(Written exercise) Records follow. Select each line holding "ylabel".
== Data supplied
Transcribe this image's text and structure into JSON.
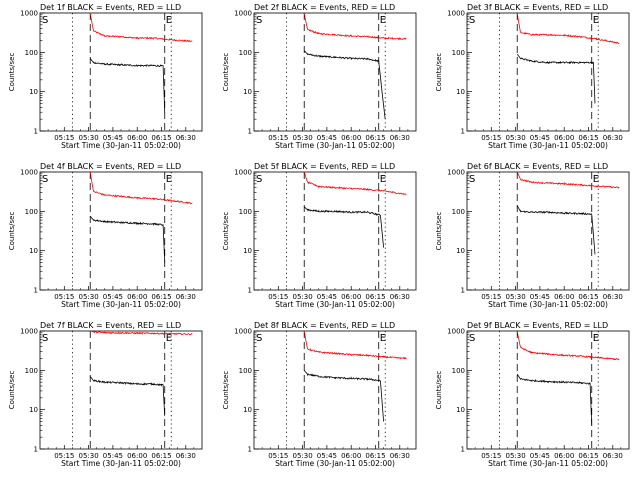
{
  "chart_data": {
    "type": "line",
    "yscale": "log",
    "ylim": [
      1,
      1000
    ],
    "ylabel": "Counts/sec",
    "xlabel": "Start Time (30-Jan-11 05:02:00)",
    "xtick_labels": [
      "05:15",
      "05:30",
      "05:45",
      "06:00",
      "06:15",
      "06:30"
    ],
    "ytick_labels": [
      "1",
      "10",
      "100",
      "1000"
    ],
    "marker_start": "S",
    "marker_end": "E",
    "series_colors": {
      "events": "#000000",
      "lld": "#ff0000"
    },
    "panels": [
      {
        "title": "Det 1f BLACK = Events, RED = LLD",
        "events": {
          "x": [
            "05:31",
            "05:33",
            "05:40",
            "05:50",
            "06:00",
            "06:10",
            "06:16",
            "06:17"
          ],
          "y": [
            70,
            55,
            50,
            48,
            46,
            46,
            45,
            3
          ]
        },
        "lld": {
          "x": [
            "05:31",
            "05:33",
            "05:40",
            "05:50",
            "06:00",
            "06:10",
            "06:20",
            "06:34"
          ],
          "y": [
            1000,
            350,
            260,
            250,
            230,
            230,
            210,
            190
          ]
        }
      },
      {
        "title": "Det 2f BLACK = Events, RED = LLD",
        "events": {
          "x": [
            "05:31",
            "05:33",
            "05:40",
            "05:50",
            "06:00",
            "06:10",
            "06:17",
            "06:19",
            "06:21"
          ],
          "y": [
            110,
            90,
            80,
            75,
            70,
            68,
            60,
            10,
            2
          ]
        },
        "lld": {
          "x": [
            "05:31",
            "05:33",
            "05:40",
            "05:50",
            "06:00",
            "06:10",
            "06:20",
            "06:34"
          ],
          "y": [
            1000,
            380,
            300,
            280,
            260,
            250,
            230,
            220
          ]
        }
      },
      {
        "title": "Det 3f BLACK = Events, RED = LLD",
        "events": {
          "x": [
            "05:31",
            "05:33",
            "05:40",
            "05:50",
            "06:00",
            "06:10",
            "06:18",
            "06:19"
          ],
          "y": [
            90,
            70,
            60,
            55,
            55,
            55,
            55,
            5
          ]
        },
        "lld": {
          "x": [
            "05:31",
            "05:33",
            "05:40",
            "05:50",
            "06:00",
            "06:10",
            "06:20",
            "06:34"
          ],
          "y": [
            1000,
            320,
            280,
            280,
            270,
            250,
            220,
            170
          ]
        }
      },
      {
        "title": "Det 4f BLACK = Events, RED = LLD",
        "events": {
          "x": [
            "05:31",
            "05:33",
            "05:40",
            "05:50",
            "06:00",
            "06:10",
            "06:16",
            "06:17"
          ],
          "y": [
            75,
            60,
            55,
            52,
            50,
            48,
            45,
            5
          ]
        },
        "lld": {
          "x": [
            "05:31",
            "05:33",
            "05:40",
            "05:50",
            "06:00",
            "06:10",
            "06:20",
            "06:34"
          ],
          "y": [
            1000,
            320,
            260,
            240,
            220,
            210,
            190,
            160
          ]
        }
      },
      {
        "title": "Det 5f BLACK = Events, RED = LLD",
        "events": {
          "x": [
            "05:31",
            "05:33",
            "05:40",
            "05:50",
            "06:00",
            "06:10",
            "06:18",
            "06:20"
          ],
          "y": [
            130,
            110,
            100,
            100,
            95,
            95,
            80,
            12
          ]
        },
        "lld": {
          "x": [
            "05:31",
            "05:33",
            "05:40",
            "05:50",
            "06:00",
            "06:10",
            "06:20",
            "06:34"
          ],
          "y": [
            1000,
            550,
            430,
            400,
            380,
            360,
            330,
            270
          ]
        }
      },
      {
        "title": "Det 6f BLACK = Events, RED = LLD",
        "events": {
          "x": [
            "05:31",
            "05:33",
            "05:40",
            "05:50",
            "06:00",
            "06:10",
            "06:17",
            "06:19"
          ],
          "y": [
            140,
            100,
            95,
            95,
            90,
            88,
            85,
            8
          ]
        },
        "lld": {
          "x": [
            "05:31",
            "05:33",
            "05:40",
            "05:50",
            "06:00",
            "06:10",
            "06:20",
            "06:34"
          ],
          "y": [
            1000,
            650,
            550,
            520,
            500,
            470,
            440,
            400
          ]
        }
      },
      {
        "title": "Det 7f BLACK = Events, RED = LLD",
        "events": {
          "x": [
            "05:31",
            "05:33",
            "05:40",
            "05:50",
            "06:00",
            "06:10",
            "06:16",
            "06:17"
          ],
          "y": [
            70,
            55,
            50,
            48,
            45,
            45,
            42,
            7
          ]
        },
        "lld": {
          "x": [
            "05:31",
            "05:33",
            "05:40",
            "05:50",
            "06:00",
            "06:10",
            "06:20",
            "06:34"
          ],
          "y": [
            1000,
            950,
            900,
            900,
            880,
            870,
            850,
            830
          ]
        }
      },
      {
        "title": "Det 8f BLACK = Events, RED = LLD",
        "events": {
          "x": [
            "05:31",
            "05:33",
            "05:40",
            "05:50",
            "06:00",
            "06:10",
            "06:18",
            "06:20"
          ],
          "y": [
            100,
            80,
            70,
            65,
            62,
            60,
            55,
            5
          ]
        },
        "lld": {
          "x": [
            "05:31",
            "05:33",
            "05:40",
            "05:50",
            "06:00",
            "06:10",
            "06:20",
            "06:34"
          ],
          "y": [
            1000,
            350,
            290,
            270,
            250,
            240,
            220,
            200
          ]
        }
      },
      {
        "title": "Det 9f BLACK = Events, RED = LLD",
        "events": {
          "x": [
            "05:31",
            "05:33",
            "05:40",
            "05:50",
            "06:00",
            "06:10",
            "06:16",
            "06:17"
          ],
          "y": [
            80,
            60,
            55,
            52,
            50,
            48,
            46,
            4
          ]
        },
        "lld": {
          "x": [
            "05:31",
            "05:33",
            "05:40",
            "05:50",
            "06:00",
            "06:10",
            "06:20",
            "06:34"
          ],
          "y": [
            1000,
            380,
            280,
            260,
            240,
            230,
            210,
            190
          ]
        }
      }
    ]
  }
}
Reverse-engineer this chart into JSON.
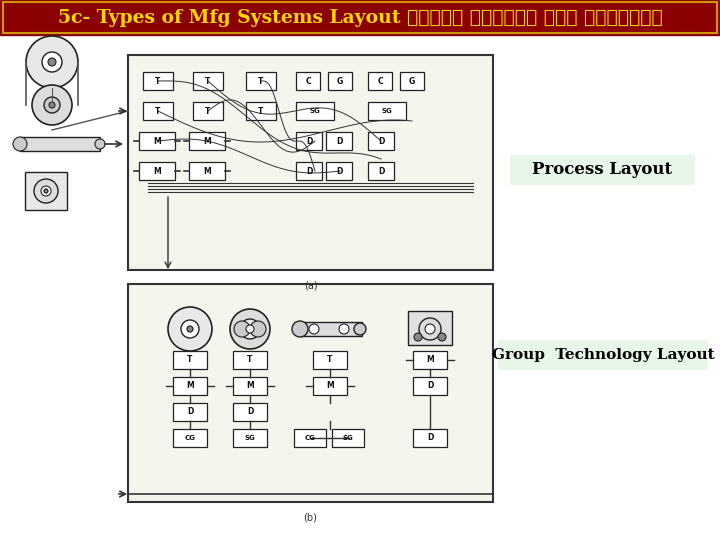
{
  "title_text": "5c- Types of Mfg Systems Layout أنواع مخططات نظم التصنيع",
  "title_bg": "#8B0000",
  "title_text_color": "#FFD700",
  "bg_color": "#FFFFFF",
  "label1": "Process Layout",
  "label2": "Group  Technology Layout",
  "label_bg": "#E8F5E9",
  "label_text_color": "#000000"
}
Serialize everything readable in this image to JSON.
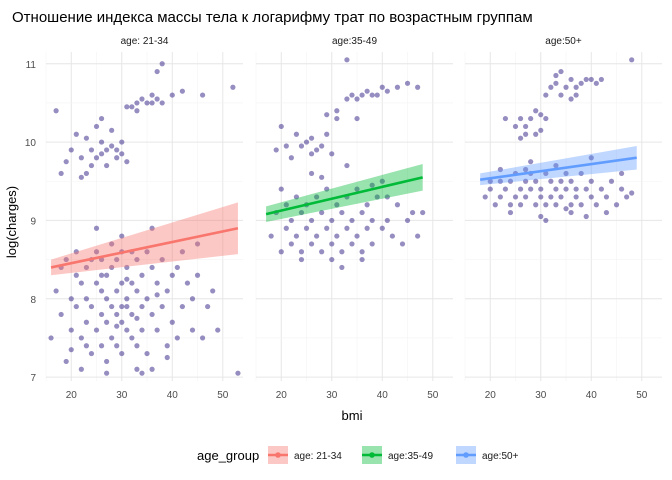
{
  "chart_data": {
    "type": "scatter",
    "title": "Отношение индекса массы тела к логарифму трат по возрастным группам",
    "xlabel": "bmi",
    "ylabel": "log(charges)",
    "xlim": [
      15,
      54
    ],
    "ylim": [
      6.95,
      11.15
    ],
    "x_ticks": [
      20,
      30,
      40,
      50
    ],
    "y_ticks": [
      7,
      8,
      9,
      10,
      11
    ],
    "grid": true,
    "legend_placement": "bottom",
    "legend_title": "age_group",
    "point_color": "#3f2f8c",
    "panels": [
      {
        "label": "age: 21-34",
        "color": "#f8766d",
        "trend": {
          "x0": 16,
          "y0": 8.4,
          "x1": 53,
          "y1": 8.9,
          "band_lo0": 8.3,
          "band_hi0": 8.5,
          "band_lo1": 8.57,
          "band_hi1": 9.23
        },
        "points": [
          [
            17,
            10.4
          ],
          [
            18,
            9.6
          ],
          [
            19,
            9.75
          ],
          [
            20,
            9.9
          ],
          [
            21,
            10.1
          ],
          [
            22,
            9.55
          ],
          [
            22,
            9.8
          ],
          [
            23,
            10.05
          ],
          [
            24,
            9.7
          ],
          [
            24,
            9.9
          ],
          [
            25,
            10.2
          ],
          [
            25,
            9.8
          ],
          [
            26,
            9.85
          ],
          [
            26,
            10.0
          ],
          [
            27,
            9.9
          ],
          [
            27,
            9.7
          ],
          [
            28,
            9.95
          ],
          [
            28,
            10.15
          ],
          [
            29,
            9.8
          ],
          [
            29,
            9.9
          ],
          [
            30,
            9.85
          ],
          [
            30,
            10.0
          ],
          [
            31,
            9.75
          ],
          [
            26,
            10.3
          ],
          [
            23,
            9.6
          ],
          [
            31,
            10.45
          ],
          [
            32,
            10.45
          ],
          [
            33,
            10.5
          ],
          [
            33,
            10.4
          ],
          [
            34,
            10.55
          ],
          [
            35,
            10.5
          ],
          [
            36,
            10.5
          ],
          [
            36,
            10.6
          ],
          [
            37,
            10.55
          ],
          [
            38,
            10.5
          ],
          [
            37,
            10.9
          ],
          [
            38,
            11.0
          ],
          [
            40,
            10.6
          ],
          [
            42,
            10.65
          ],
          [
            46,
            10.6
          ],
          [
            52,
            10.7
          ],
          [
            16,
            7.5
          ],
          [
            17,
            8.1
          ],
          [
            18,
            8.4
          ],
          [
            18,
            7.8
          ],
          [
            19,
            8.5
          ],
          [
            19,
            7.2
          ],
          [
            20,
            8.0
          ],
          [
            20,
            7.6
          ],
          [
            21,
            8.3
          ],
          [
            21,
            7.9
          ],
          [
            21,
            8.6
          ],
          [
            22,
            7.5
          ],
          [
            22,
            8.2
          ],
          [
            22,
            7.1
          ],
          [
            23,
            8.4
          ],
          [
            23,
            7.7
          ],
          [
            23,
            8.0
          ],
          [
            24,
            8.5
          ],
          [
            24,
            7.3
          ],
          [
            24,
            7.9
          ],
          [
            25,
            8.2
          ],
          [
            25,
            7.6
          ],
          [
            25,
            8.6
          ],
          [
            26,
            7.8
          ],
          [
            26,
            8.1
          ],
          [
            26,
            7.4
          ],
          [
            26,
            8.5
          ],
          [
            27,
            7.7
          ],
          [
            27,
            8.3
          ],
          [
            27,
            7.2
          ],
          [
            27,
            8.0
          ],
          [
            28,
            7.9
          ],
          [
            28,
            8.4
          ],
          [
            28,
            7.5
          ],
          [
            28,
            8.7
          ],
          [
            29,
            7.8
          ],
          [
            29,
            8.1
          ],
          [
            29,
            7.4
          ],
          [
            29,
            8.5
          ],
          [
            30,
            7.7
          ],
          [
            30,
            8.2
          ],
          [
            30,
            7.9
          ],
          [
            30,
            8.6
          ],
          [
            30,
            7.3
          ],
          [
            31,
            8.0
          ],
          [
            31,
            7.6
          ],
          [
            31,
            8.4
          ],
          [
            31,
            7.9
          ],
          [
            32,
            8.2
          ],
          [
            32,
            7.5
          ],
          [
            32,
            8.6
          ],
          [
            32,
            7.8
          ],
          [
            33,
            8.1
          ],
          [
            33,
            7.4
          ],
          [
            33,
            8.5
          ],
          [
            33,
            7.1
          ],
          [
            34,
            7.9
          ],
          [
            34,
            8.3
          ],
          [
            34,
            7.6
          ],
          [
            35,
            8.0
          ],
          [
            35,
            8.6
          ],
          [
            35,
            7.3
          ],
          [
            36,
            7.8
          ],
          [
            36,
            8.4
          ],
          [
            36,
            7.1
          ],
          [
            37,
            8.2
          ],
          [
            37,
            7.6
          ],
          [
            38,
            7.9
          ],
          [
            38,
            8.5
          ],
          [
            39,
            7.4
          ],
          [
            39,
            8.1
          ],
          [
            40,
            8.3
          ],
          [
            40,
            7.7
          ],
          [
            41,
            7.5
          ],
          [
            41,
            8.4
          ],
          [
            42,
            7.9
          ],
          [
            42,
            8.6
          ],
          [
            43,
            8.2
          ],
          [
            44,
            7.6
          ],
          [
            44,
            8.0
          ],
          [
            45,
            8.3
          ],
          [
            46,
            7.5
          ],
          [
            47,
            7.9
          ],
          [
            48,
            8.1
          ],
          [
            49,
            7.6
          ],
          [
            53,
            7.05
          ],
          [
            36,
            8.9
          ],
          [
            30,
            8.8
          ],
          [
            25,
            8.9
          ],
          [
            45,
            8.7
          ],
          [
            20,
            7.35
          ],
          [
            27,
            7.05
          ],
          [
            34,
            7.05
          ],
          [
            39,
            7.25
          ],
          [
            23,
            7.4
          ],
          [
            29,
            7.65
          ],
          [
            33,
            7.75
          ],
          [
            26,
            8.3
          ],
          [
            31,
            8.25
          ],
          [
            37,
            8.05
          ]
        ]
      },
      {
        "label": "age:35-49",
        "color": "#00ba38",
        "trend": {
          "x0": 17,
          "y0": 9.08,
          "x1": 48,
          "y1": 9.55,
          "band_lo0": 8.98,
          "band_hi0": 9.18,
          "band_lo1": 9.38,
          "band_hi1": 9.72
        },
        "points": [
          [
            19,
            9.9
          ],
          [
            20,
            10.2
          ],
          [
            21,
            9.95
          ],
          [
            22,
            9.8
          ],
          [
            23,
            10.1
          ],
          [
            24,
            9.95
          ],
          [
            25,
            10.0
          ],
          [
            26,
            10.05
          ],
          [
            26,
            9.85
          ],
          [
            27,
            9.9
          ],
          [
            28,
            9.95
          ],
          [
            29,
            10.1
          ],
          [
            30,
            9.85
          ],
          [
            31,
            10.3
          ],
          [
            33,
            10.55
          ],
          [
            34,
            10.6
          ],
          [
            35,
            10.55
          ],
          [
            36,
            10.6
          ],
          [
            37,
            10.65
          ],
          [
            38,
            10.6
          ],
          [
            39,
            10.6
          ],
          [
            40,
            10.7
          ],
          [
            41,
            10.65
          ],
          [
            43,
            10.7
          ],
          [
            45,
            10.75
          ],
          [
            47,
            10.7
          ],
          [
            33,
            11.05
          ],
          [
            31,
            10.4
          ],
          [
            35,
            10.3
          ],
          [
            29,
            10.35
          ],
          [
            18,
            8.8
          ],
          [
            19,
            9.1
          ],
          [
            20,
            8.6
          ],
          [
            21,
            9.2
          ],
          [
            21,
            8.9
          ],
          [
            22,
            9.0
          ],
          [
            22,
            8.7
          ],
          [
            23,
            9.3
          ],
          [
            23,
            8.8
          ],
          [
            24,
            9.1
          ],
          [
            24,
            8.6
          ],
          [
            25,
            9.2
          ],
          [
            25,
            8.9
          ],
          [
            26,
            9.0
          ],
          [
            26,
            8.7
          ],
          [
            27,
            9.3
          ],
          [
            27,
            8.8
          ],
          [
            28,
            9.1
          ],
          [
            28,
            8.6
          ],
          [
            29,
            9.4
          ],
          [
            29,
            8.9
          ],
          [
            30,
            9.0
          ],
          [
            30,
            8.7
          ],
          [
            31,
            9.2
          ],
          [
            31,
            8.8
          ],
          [
            32,
            9.1
          ],
          [
            32,
            8.6
          ],
          [
            33,
            9.3
          ],
          [
            33,
            8.9
          ],
          [
            34,
            9.0
          ],
          [
            34,
            8.7
          ],
          [
            35,
            9.4
          ],
          [
            35,
            8.8
          ],
          [
            36,
            9.1
          ],
          [
            36,
            8.6
          ],
          [
            37,
            9.2
          ],
          [
            37,
            8.9
          ],
          [
            38,
            9.0
          ],
          [
            38,
            8.7
          ],
          [
            39,
            9.3
          ],
          [
            40,
            8.9
          ],
          [
            40,
            9.5
          ],
          [
            41,
            9.0
          ],
          [
            42,
            8.8
          ],
          [
            43,
            9.2
          ],
          [
            44,
            8.7
          ],
          [
            45,
            9.0
          ],
          [
            46,
            9.1
          ],
          [
            47,
            8.8
          ],
          [
            48,
            9.1
          ],
          [
            20,
            9.4
          ],
          [
            26,
            9.6
          ],
          [
            33,
            9.7
          ],
          [
            41,
            9.3
          ],
          [
            24,
            8.5
          ],
          [
            30,
            8.5
          ],
          [
            36,
            8.5
          ],
          [
            28,
            9.55
          ],
          [
            38,
            9.45
          ],
          [
            32,
            8.4
          ]
        ]
      },
      {
        "label": "age:50+",
        "color": "#619cff",
        "trend": {
          "x0": 18,
          "y0": 9.52,
          "x1": 49,
          "y1": 9.8,
          "band_lo0": 9.45,
          "band_hi0": 9.6,
          "band_lo1": 9.65,
          "band_hi1": 9.95
        },
        "points": [
          [
            20,
            9.5
          ],
          [
            23,
            10.3
          ],
          [
            25,
            10.2
          ],
          [
            26,
            10.05
          ],
          [
            26,
            10.3
          ],
          [
            27,
            10.2
          ],
          [
            28,
            10.3
          ],
          [
            29,
            10.1
          ],
          [
            30,
            10.15
          ],
          [
            31,
            10.3
          ],
          [
            32,
            10.7
          ],
          [
            33,
            10.75
          ],
          [
            34,
            10.9
          ],
          [
            35,
            10.7
          ],
          [
            36,
            10.8
          ],
          [
            37,
            10.7
          ],
          [
            38,
            10.75
          ],
          [
            39,
            10.8
          ],
          [
            40,
            10.8
          ],
          [
            41,
            10.75
          ],
          [
            31,
            10.6
          ],
          [
            34,
            10.6
          ],
          [
            37,
            10.6
          ],
          [
            30,
            10.35
          ],
          [
            27,
            10.1
          ],
          [
            48,
            11.05
          ],
          [
            29,
            10.4
          ],
          [
            33,
            10.85
          ],
          [
            36,
            10.55
          ],
          [
            42,
            10.8
          ],
          [
            19,
            9.3
          ],
          [
            20,
            9.4
          ],
          [
            21,
            9.2
          ],
          [
            22,
            9.5
          ],
          [
            22,
            9.3
          ],
          [
            23,
            9.4
          ],
          [
            24,
            9.2
          ],
          [
            24,
            9.5
          ],
          [
            25,
            9.3
          ],
          [
            25,
            9.6
          ],
          [
            26,
            9.4
          ],
          [
            26,
            9.2
          ],
          [
            27,
            9.5
          ],
          [
            27,
            9.3
          ],
          [
            28,
            9.4
          ],
          [
            28,
            9.6
          ],
          [
            29,
            9.2
          ],
          [
            29,
            9.5
          ],
          [
            30,
            9.3
          ],
          [
            30,
            9.4
          ],
          [
            31,
            9.6
          ],
          [
            31,
            9.2
          ],
          [
            32,
            9.5
          ],
          [
            32,
            9.3
          ],
          [
            33,
            9.4
          ],
          [
            33,
            9.2
          ],
          [
            34,
            9.5
          ],
          [
            34,
            9.3
          ],
          [
            35,
            9.6
          ],
          [
            35,
            9.4
          ],
          [
            36,
            9.2
          ],
          [
            36,
            9.5
          ],
          [
            37,
            9.3
          ],
          [
            37,
            9.4
          ],
          [
            38,
            9.6
          ],
          [
            38,
            9.2
          ],
          [
            39,
            9.4
          ],
          [
            40,
            9.3
          ],
          [
            40,
            9.5
          ],
          [
            41,
            9.2
          ],
          [
            42,
            9.4
          ],
          [
            43,
            9.3
          ],
          [
            44,
            9.5
          ],
          [
            45,
            9.2
          ],
          [
            46,
            9.4
          ],
          [
            47,
            9.3
          ],
          [
            48,
            9.35
          ],
          [
            24,
            9.1
          ],
          [
            30,
            9.05
          ],
          [
            36,
            9.1
          ],
          [
            33,
            9.7
          ],
          [
            28,
            9.75
          ],
          [
            40,
            9.8
          ],
          [
            22,
            9.65
          ],
          [
            46,
            9.6
          ],
          [
            35,
            9.15
          ],
          [
            39,
            9.05
          ],
          [
            27,
            9.65
          ],
          [
            31,
            9.0
          ],
          [
            43,
            9.1
          ]
        ]
      }
    ]
  }
}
====
(Solution to this problem)
    "ylabel": "Counts/sec",
    "ylabel": "log(charges)",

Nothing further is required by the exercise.